* **Work to complete**: Pictures stay out of the copy; restate everything else in the material exactly.
+++
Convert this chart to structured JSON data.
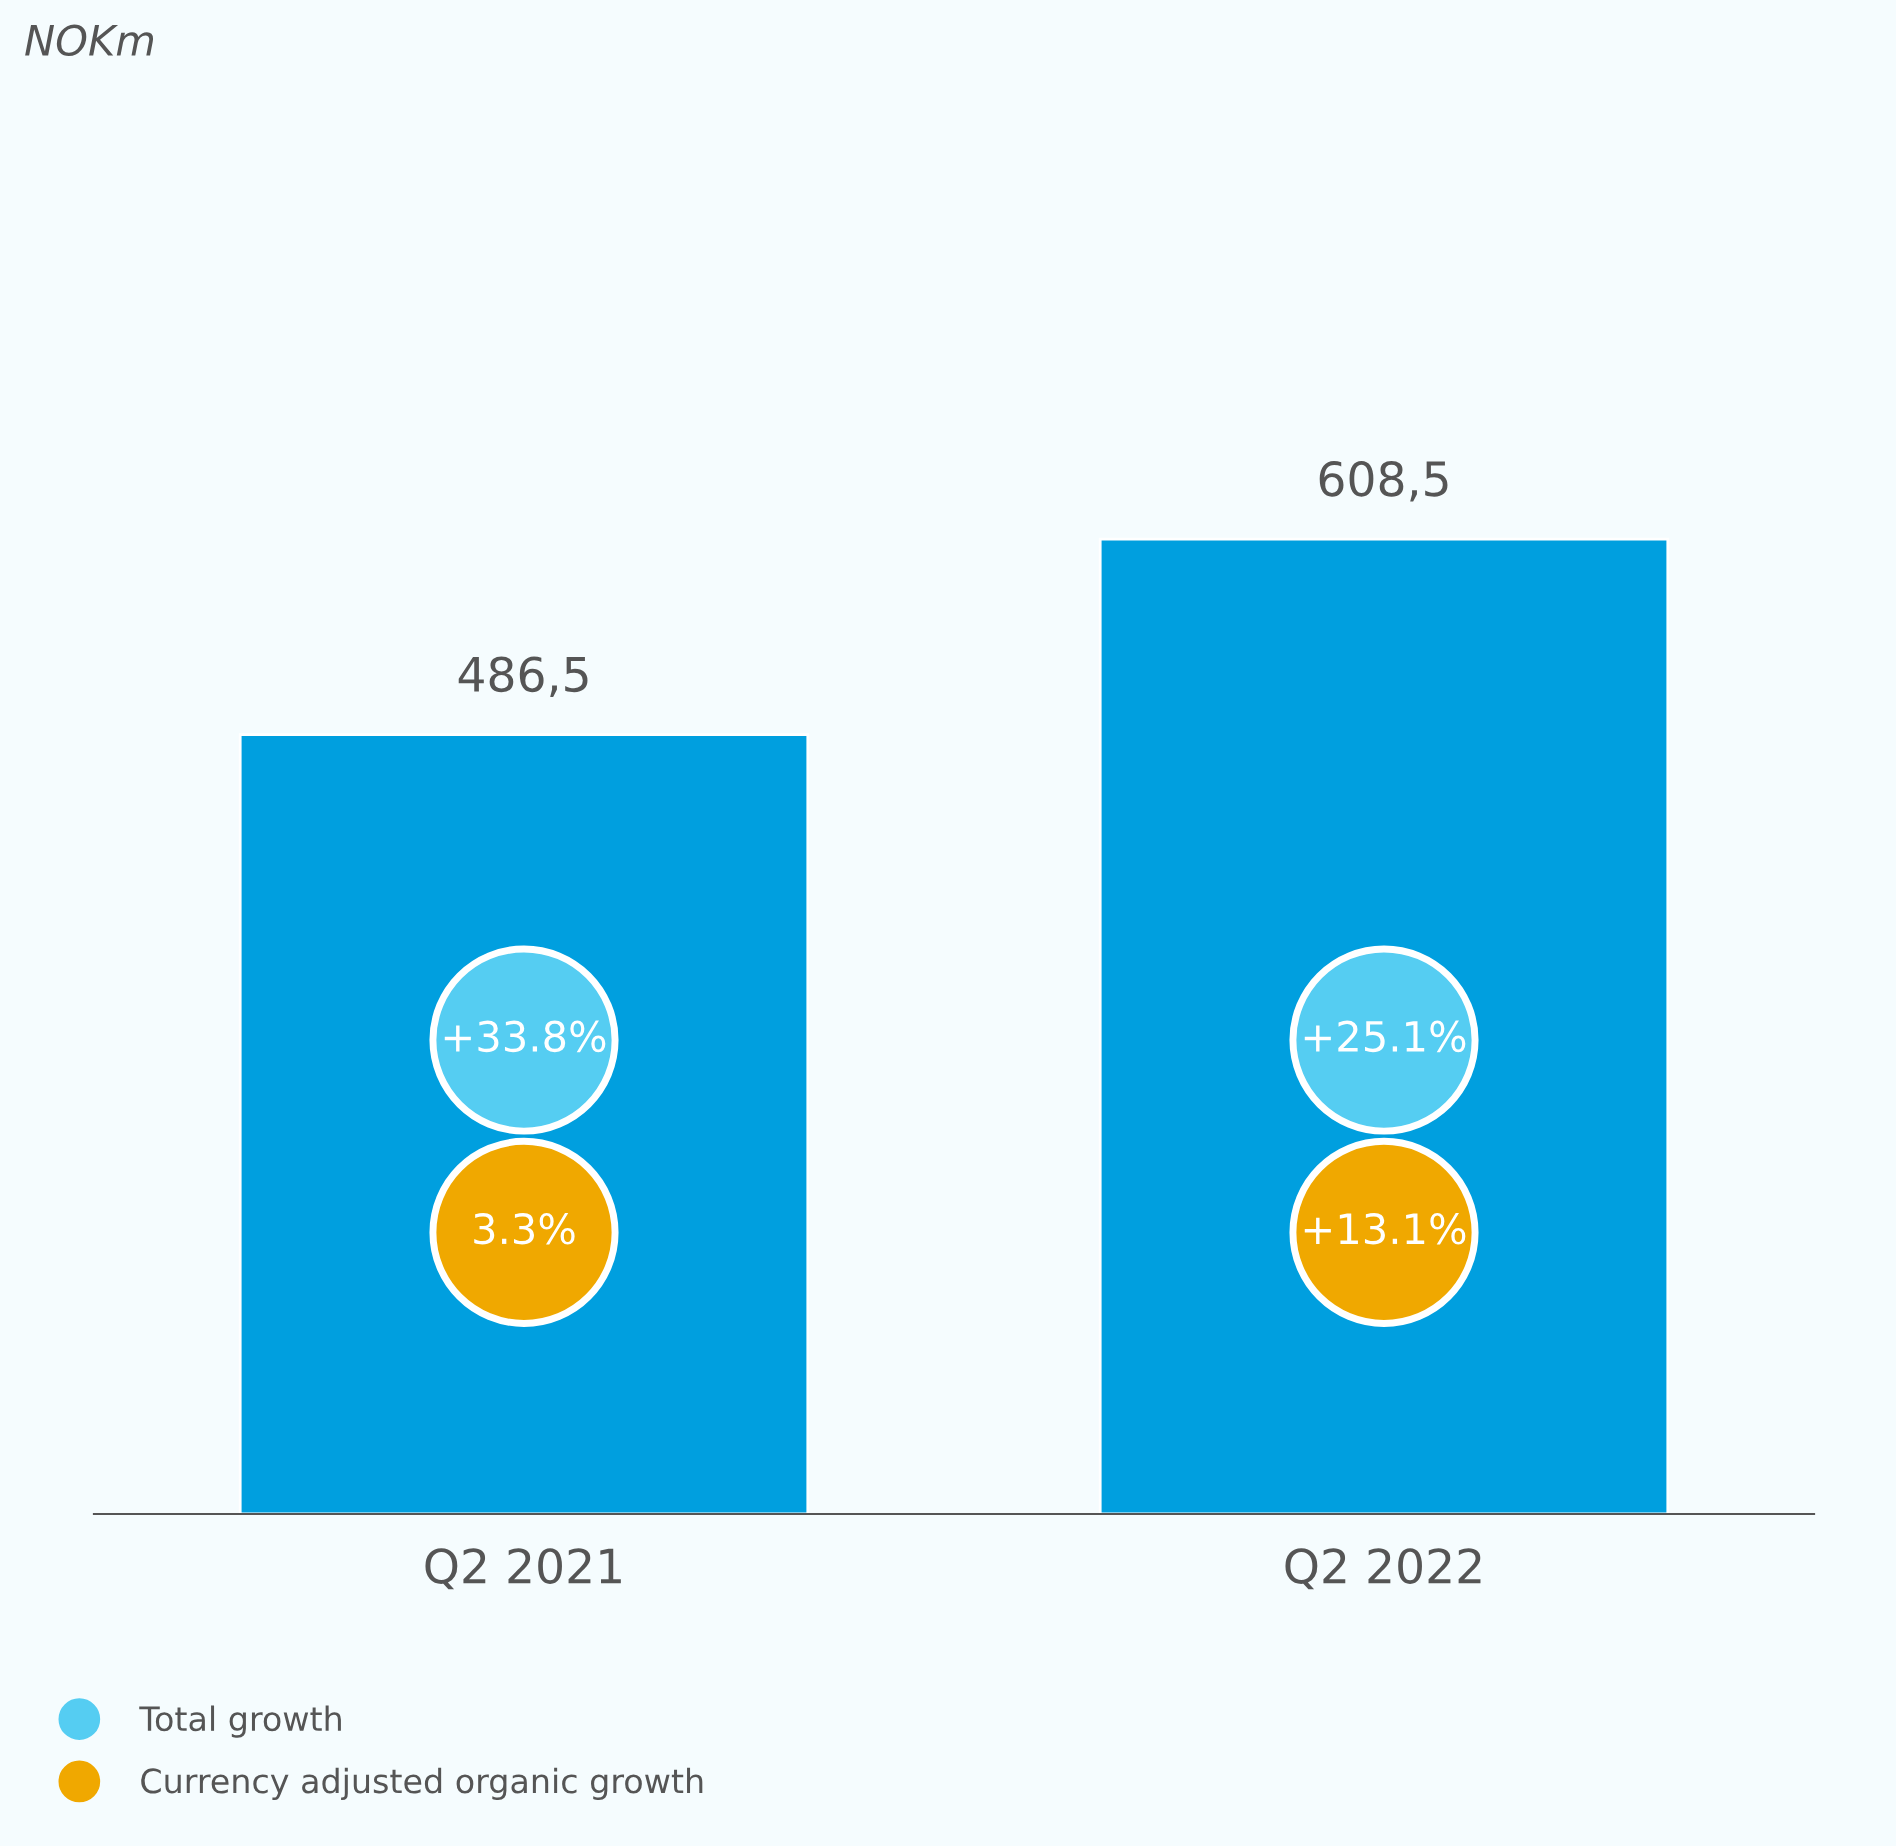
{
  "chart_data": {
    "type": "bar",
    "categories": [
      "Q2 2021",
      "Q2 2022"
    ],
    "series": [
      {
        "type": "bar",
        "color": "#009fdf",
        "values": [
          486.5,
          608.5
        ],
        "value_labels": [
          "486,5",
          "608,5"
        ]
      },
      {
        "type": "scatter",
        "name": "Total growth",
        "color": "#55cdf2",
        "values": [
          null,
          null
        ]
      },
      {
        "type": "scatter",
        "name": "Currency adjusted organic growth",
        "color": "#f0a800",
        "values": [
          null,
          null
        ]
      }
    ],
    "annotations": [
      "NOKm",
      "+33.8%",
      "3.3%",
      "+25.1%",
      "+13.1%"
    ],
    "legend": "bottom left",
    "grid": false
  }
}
+++
* **Written solution**:
Convert this chart to structured JSON data.
{
  "chart_data": {
    "type": "bar",
    "categories": [
      "Q2 2021",
      "Q2 2022"
    ],
    "series": [
      {
        "type": "bar",
        "color": "#009fdf",
        "values": [
          486.5,
          608.5
        ],
        "value_labels": [
          "486,5",
          "608,5"
        ]
      },
      {
        "type": "scatter",
        "name": "Total growth",
        "color": "#55cdf2",
        "values": [
          null,
          null
        ]
      },
      {
        "type": "scatter",
        "name": "Currency adjusted organic growth",
        "color": "#f0a800",
        "values": [
          null,
          null
        ]
      }
    ],
    "annotations": [
      "NOKm",
      "+33.8%",
      "3.3%",
      "+25.1%",
      "+13.1%"
    ],
    "legend": "bottom left",
    "grid": false
  }
}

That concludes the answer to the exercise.